— SHORT EXERCISE —
Retype the material below. Keep every word exactly as it is.
** START OF RECORDS FOR PROCESSING **
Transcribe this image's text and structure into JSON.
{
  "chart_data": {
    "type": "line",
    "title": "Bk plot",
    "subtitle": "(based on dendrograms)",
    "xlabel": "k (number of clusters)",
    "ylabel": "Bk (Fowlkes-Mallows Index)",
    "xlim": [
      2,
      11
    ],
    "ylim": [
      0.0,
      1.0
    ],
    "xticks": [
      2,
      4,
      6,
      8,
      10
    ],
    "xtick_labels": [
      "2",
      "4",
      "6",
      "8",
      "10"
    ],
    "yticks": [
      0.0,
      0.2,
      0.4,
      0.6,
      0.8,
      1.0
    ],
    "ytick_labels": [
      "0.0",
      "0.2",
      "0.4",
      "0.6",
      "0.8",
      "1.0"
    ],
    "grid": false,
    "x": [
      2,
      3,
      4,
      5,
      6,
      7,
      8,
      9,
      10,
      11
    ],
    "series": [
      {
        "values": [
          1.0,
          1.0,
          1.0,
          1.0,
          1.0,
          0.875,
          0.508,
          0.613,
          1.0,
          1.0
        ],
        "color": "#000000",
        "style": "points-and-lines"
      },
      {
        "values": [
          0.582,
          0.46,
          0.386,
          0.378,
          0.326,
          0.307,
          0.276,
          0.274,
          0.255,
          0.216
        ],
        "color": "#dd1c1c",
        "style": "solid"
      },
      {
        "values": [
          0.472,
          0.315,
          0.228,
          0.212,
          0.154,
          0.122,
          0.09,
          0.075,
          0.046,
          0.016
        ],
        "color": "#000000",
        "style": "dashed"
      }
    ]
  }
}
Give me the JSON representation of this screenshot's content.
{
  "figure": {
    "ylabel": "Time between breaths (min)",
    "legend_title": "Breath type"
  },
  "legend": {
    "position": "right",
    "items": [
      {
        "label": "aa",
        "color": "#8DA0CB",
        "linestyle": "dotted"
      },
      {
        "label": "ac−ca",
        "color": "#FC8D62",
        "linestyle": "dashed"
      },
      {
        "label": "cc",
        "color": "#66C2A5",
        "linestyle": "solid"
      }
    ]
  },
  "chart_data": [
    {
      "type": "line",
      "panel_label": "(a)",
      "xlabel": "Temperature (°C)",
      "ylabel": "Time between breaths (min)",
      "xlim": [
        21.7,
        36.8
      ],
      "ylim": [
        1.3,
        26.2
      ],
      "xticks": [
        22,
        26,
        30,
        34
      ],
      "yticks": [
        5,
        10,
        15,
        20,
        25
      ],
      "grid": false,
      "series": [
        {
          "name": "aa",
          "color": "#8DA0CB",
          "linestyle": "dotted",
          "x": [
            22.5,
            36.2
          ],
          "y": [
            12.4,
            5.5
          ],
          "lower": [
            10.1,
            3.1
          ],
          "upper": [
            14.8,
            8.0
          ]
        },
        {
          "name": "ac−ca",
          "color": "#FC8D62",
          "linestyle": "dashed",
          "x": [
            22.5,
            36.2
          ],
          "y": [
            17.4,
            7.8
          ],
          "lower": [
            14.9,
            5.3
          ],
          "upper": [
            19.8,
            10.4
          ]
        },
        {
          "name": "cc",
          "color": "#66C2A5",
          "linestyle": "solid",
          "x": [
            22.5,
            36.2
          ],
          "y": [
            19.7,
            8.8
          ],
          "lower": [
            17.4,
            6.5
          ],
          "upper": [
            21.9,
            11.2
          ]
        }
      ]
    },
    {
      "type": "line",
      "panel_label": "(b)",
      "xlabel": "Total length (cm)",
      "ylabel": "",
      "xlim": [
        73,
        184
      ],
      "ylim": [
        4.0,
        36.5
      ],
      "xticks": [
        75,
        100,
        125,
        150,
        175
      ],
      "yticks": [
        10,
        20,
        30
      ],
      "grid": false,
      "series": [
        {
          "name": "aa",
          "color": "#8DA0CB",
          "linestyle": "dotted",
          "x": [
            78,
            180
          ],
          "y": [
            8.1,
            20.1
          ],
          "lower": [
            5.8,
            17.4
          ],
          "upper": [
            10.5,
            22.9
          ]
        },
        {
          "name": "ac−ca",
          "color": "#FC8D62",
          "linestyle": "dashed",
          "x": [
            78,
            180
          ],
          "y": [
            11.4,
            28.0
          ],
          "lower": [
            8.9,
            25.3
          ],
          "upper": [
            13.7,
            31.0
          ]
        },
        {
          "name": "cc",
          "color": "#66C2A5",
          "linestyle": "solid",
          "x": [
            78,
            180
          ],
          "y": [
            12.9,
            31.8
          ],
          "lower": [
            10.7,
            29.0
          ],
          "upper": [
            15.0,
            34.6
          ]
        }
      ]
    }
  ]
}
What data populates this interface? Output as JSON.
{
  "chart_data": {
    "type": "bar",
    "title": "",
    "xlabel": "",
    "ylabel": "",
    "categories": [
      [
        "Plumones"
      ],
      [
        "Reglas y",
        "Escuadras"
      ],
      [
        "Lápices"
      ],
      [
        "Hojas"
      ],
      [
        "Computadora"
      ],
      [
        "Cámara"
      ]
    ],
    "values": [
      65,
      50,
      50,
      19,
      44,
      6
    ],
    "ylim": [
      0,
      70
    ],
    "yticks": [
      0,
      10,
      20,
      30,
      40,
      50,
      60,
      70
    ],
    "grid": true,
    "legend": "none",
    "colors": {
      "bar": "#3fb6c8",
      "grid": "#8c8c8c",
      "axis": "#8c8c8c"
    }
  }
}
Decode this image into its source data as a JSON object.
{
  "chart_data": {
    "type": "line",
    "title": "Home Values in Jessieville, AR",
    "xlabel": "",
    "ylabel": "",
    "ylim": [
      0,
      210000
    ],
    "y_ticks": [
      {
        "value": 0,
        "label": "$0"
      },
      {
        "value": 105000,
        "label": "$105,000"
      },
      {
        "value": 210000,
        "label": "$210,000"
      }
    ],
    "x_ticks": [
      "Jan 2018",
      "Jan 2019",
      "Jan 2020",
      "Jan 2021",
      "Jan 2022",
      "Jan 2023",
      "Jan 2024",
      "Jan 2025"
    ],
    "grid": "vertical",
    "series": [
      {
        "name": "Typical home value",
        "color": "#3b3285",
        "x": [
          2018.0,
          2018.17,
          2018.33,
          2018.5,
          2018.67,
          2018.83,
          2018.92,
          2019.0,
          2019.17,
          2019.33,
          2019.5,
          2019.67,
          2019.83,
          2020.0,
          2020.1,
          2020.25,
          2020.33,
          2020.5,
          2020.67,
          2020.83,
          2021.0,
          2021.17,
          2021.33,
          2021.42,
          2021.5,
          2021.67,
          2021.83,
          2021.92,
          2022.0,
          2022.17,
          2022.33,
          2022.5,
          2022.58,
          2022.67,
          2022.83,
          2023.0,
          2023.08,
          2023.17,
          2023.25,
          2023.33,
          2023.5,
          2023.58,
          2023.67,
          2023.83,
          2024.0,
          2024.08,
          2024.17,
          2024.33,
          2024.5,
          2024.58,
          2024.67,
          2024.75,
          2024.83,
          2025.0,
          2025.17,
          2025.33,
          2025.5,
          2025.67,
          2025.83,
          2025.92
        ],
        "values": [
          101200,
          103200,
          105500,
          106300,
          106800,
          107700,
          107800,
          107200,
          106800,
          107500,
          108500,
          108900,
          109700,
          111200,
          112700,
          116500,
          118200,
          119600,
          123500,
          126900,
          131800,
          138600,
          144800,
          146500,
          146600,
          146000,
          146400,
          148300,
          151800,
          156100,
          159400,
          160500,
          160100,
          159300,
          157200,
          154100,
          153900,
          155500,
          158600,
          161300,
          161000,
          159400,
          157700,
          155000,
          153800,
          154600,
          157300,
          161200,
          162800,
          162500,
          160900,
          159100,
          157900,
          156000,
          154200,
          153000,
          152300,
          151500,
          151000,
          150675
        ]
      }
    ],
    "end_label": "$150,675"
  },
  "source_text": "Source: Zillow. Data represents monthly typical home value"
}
** END OF RECORDS FOR PROCESSING **
— RESULT FOR THIS TASK —
Transcribe this image's text and structure into JSON.
{
  "chart_data": {
    "type": "line",
    "title": "Bk plot",
    "subtitle": "(based on dendrograms)",
    "xlabel": "k (number of clusters)",
    "ylabel": "Bk (Fowlkes-Mallows Index)",
    "xlim": [
      2,
      11
    ],
    "ylim": [
      0.0,
      1.0
    ],
    "xticks": [
      2,
      4,
      6,
      8,
      10
    ],
    "xtick_labels": [
      "2",
      "4",
      "6",
      "8",
      "10"
    ],
    "yticks": [
      0.0,
      0.2,
      0.4,
      0.6,
      0.8,
      1.0
    ],
    "ytick_labels": [
      "0.0",
      "0.2",
      "0.4",
      "0.6",
      "0.8",
      "1.0"
    ],
    "grid": false,
    "x": [
      2,
      3,
      4,
      5,
      6,
      7,
      8,
      9,
      10,
      11
    ],
    "series": [
      {
        "values": [
          1.0,
          1.0,
          1.0,
          1.0,
          1.0,
          0.875,
          0.508,
          0.613,
          1.0,
          1.0
        ],
        "color": "#000000",
        "style": "points-and-lines"
      },
      {
        "values": [
          0.582,
          0.46,
          0.386,
          0.378,
          0.326,
          0.307,
          0.276,
          0.274,
          0.255,
          0.216
        ],
        "color": "#dd1c1c",
        "style": "solid"
      },
      {
        "values": [
          0.472,
          0.315,
          0.228,
          0.212,
          0.154,
          0.122,
          0.09,
          0.075,
          0.046,
          0.016
        ],
        "color": "#000000",
        "style": "dashed"
      }
    ]
  }
}
Give me the JSON representation of this screenshot's content.
{
  "figure": {
    "ylabel": "Time between breaths (min)",
    "legend_title": "Breath type"
  },
  "legend": {
    "position": "right",
    "items": [
      {
        "label": "aa",
        "color": "#8DA0CB",
        "linestyle": "dotted"
      },
      {
        "label": "ac−ca",
        "color": "#FC8D62",
        "linestyle": "dashed"
      },
      {
        "label": "cc",
        "color": "#66C2A5",
        "linestyle": "solid"
      }
    ]
  },
  "chart_data": [
    {
      "type": "line",
      "panel_label": "(a)",
      "xlabel": "Temperature (°C)",
      "ylabel": "Time between breaths (min)",
      "xlim": [
        21.7,
        36.8
      ],
      "ylim": [
        1.3,
        26.2
      ],
      "xticks": [
        22,
        26,
        30,
        34
      ],
      "yticks": [
        5,
        10,
        15,
        20,
        25
      ],
      "grid": false,
      "series": [
        {
          "name": "aa",
          "color": "#8DA0CB",
          "linestyle": "dotted",
          "x": [
            22.5,
            36.2
          ],
          "y": [
            12.4,
            5.5
          ],
          "lower": [
            10.1,
            3.1
          ],
          "upper": [
            14.8,
            8.0
          ]
        },
        {
          "name": "ac−ca",
          "color": "#FC8D62",
          "linestyle": "dashed",
          "x": [
            22.5,
            36.2
          ],
          "y": [
            17.4,
            7.8
          ],
          "lower": [
            14.9,
            5.3
          ],
          "upper": [
            19.8,
            10.4
          ]
        },
        {
          "name": "cc",
          "color": "#66C2A5",
          "linestyle": "solid",
          "x": [
            22.5,
            36.2
          ],
          "y": [
            19.7,
            8.8
          ],
          "lower": [
            17.4,
            6.5
          ],
          "upper": [
            21.9,
            11.2
          ]
        }
      ]
    },
    {
      "type": "line",
      "panel_label": "(b)",
      "xlabel": "Total length (cm)",
      "ylabel": "",
      "xlim": [
        73,
        184
      ],
      "ylim": [
        4.0,
        36.5
      ],
      "xticks": [
        75,
        100,
        125,
        150,
        175
      ],
      "yticks": [
        10,
        20,
        30
      ],
      "grid": false,
      "series": [
        {
          "name": "aa",
          "color": "#8DA0CB",
          "linestyle": "dotted",
          "x": [
            78,
            180
          ],
          "y": [
            8.1,
            20.1
          ],
          "lower": [
            5.8,
            17.4
          ],
          "upper": [
            10.5,
            22.9
          ]
        },
        {
          "name": "ac−ca",
          "color": "#FC8D62",
          "linestyle": "dashed",
          "x": [
            78,
            180
          ],
          "y": [
            11.4,
            28.0
          ],
          "lower": [
            8.9,
            25.3
          ],
          "upper": [
            13.7,
            31.0
          ]
        },
        {
          "name": "cc",
          "color": "#66C2A5",
          "linestyle": "solid",
          "x": [
            78,
            180
          ],
          "y": [
            12.9,
            31.8
          ],
          "lower": [
            10.7,
            29.0
          ],
          "upper": [
            15.0,
            34.6
          ]
        }
      ]
    }
  ]
}
What data populates this interface? Output as JSON.
{
  "chart_data": {
    "type": "bar",
    "title": "",
    "xlabel": "",
    "ylabel": "",
    "categories": [
      [
        "Plumones"
      ],
      [
        "Reglas y",
        "Escuadras"
      ],
      [
        "Lápices"
      ],
      [
        "Hojas"
      ],
      [
        "Computadora"
      ],
      [
        "Cámara"
      ]
    ],
    "values": [
      65,
      50,
      50,
      19,
      44,
      6
    ],
    "ylim": [
      0,
      70
    ],
    "yticks": [
      0,
      10,
      20,
      30,
      40,
      50,
      60,
      70
    ],
    "grid": true,
    "legend": "none",
    "colors": {
      "bar": "#3fb6c8",
      "grid": "#8c8c8c",
      "axis": "#8c8c8c"
    }
  }
}
Decode this image into its source data as a JSON object.
{
  "chart_data": {
    "type": "line",
    "title": "Home Values in Jessieville, AR",
    "xlabel": "",
    "ylabel": "",
    "ylim": [
      0,
      210000
    ],
    "y_ticks": [
      {
        "value": 0,
        "label": "$0"
      },
      {
        "value": 105000,
        "label": "$105,000"
      },
      {
        "value": 210000,
        "label": "$210,000"
      }
    ],
    "x_ticks": [
      "Jan 2018",
      "Jan 2019",
      "Jan 2020",
      "Jan 2021",
      "Jan 2022",
      "Jan 2023",
      "Jan 2024",
      "Jan 2025"
    ],
    "grid": "vertical",
    "series": [
      {
        "name": "Typical home value",
        "color": "#3b3285",
        "x": [
          2018.0,
          2018.17,
          2018.33,
          2018.5,
          2018.67,
          2018.83,
          2018.92,
          2019.0,
          2019.17,
          2019.33,
          2019.5,
          2019.67,
          2019.83,
          2020.0,
          2020.1,
          2020.25,
          2020.33,
          2020.5,
          2020.67,
          2020.83,
          2021.0,
          2021.17,
          2021.33,
          2021.42,
          2021.5,
          2021.67,
          2021.83,
          2021.92,
          2022.0,
          2022.17,
          2022.33,
          2022.5,
          2022.58,
          2022.67,
          2022.83,
          2023.0,
          2023.08,
          2023.17,
          2023.25,
          2023.33,
          2023.5,
          2023.58,
          2023.67,
          2023.83,
          2024.0,
          2024.08,
          2024.17,
          2024.33,
          2024.5,
          2024.58,
          2024.67,
          2024.75,
          2024.83,
          2025.0,
          2025.17,
          2025.33,
          2025.5,
          2025.67,
          2025.83,
          2025.92
        ],
        "values": [
          101200,
          103200,
          105500,
          106300,
          106800,
          107700,
          107800,
          107200,
          106800,
          107500,
          108500,
          108900,
          109700,
          111200,
          112700,
          116500,
          118200,
          119600,
          123500,
          126900,
          131800,
          138600,
          144800,
          146500,
          146600,
          146000,
          146400,
          148300,
          151800,
          156100,
          159400,
          160500,
          160100,
          159300,
          157200,
          154100,
          153900,
          155500,
          158600,
          161300,
          161000,
          159400,
          157700,
          155000,
          153800,
          154600,
          157300,
          161200,
          162800,
          162500,
          160900,
          159100,
          157900,
          156000,
          154200,
          153000,
          152300,
          151500,
          151000,
          150675
        ]
      }
    ],
    "end_label": "$150,675"
  },
  "source_text": "Source: Zillow. Data represents monthly typical home value"
}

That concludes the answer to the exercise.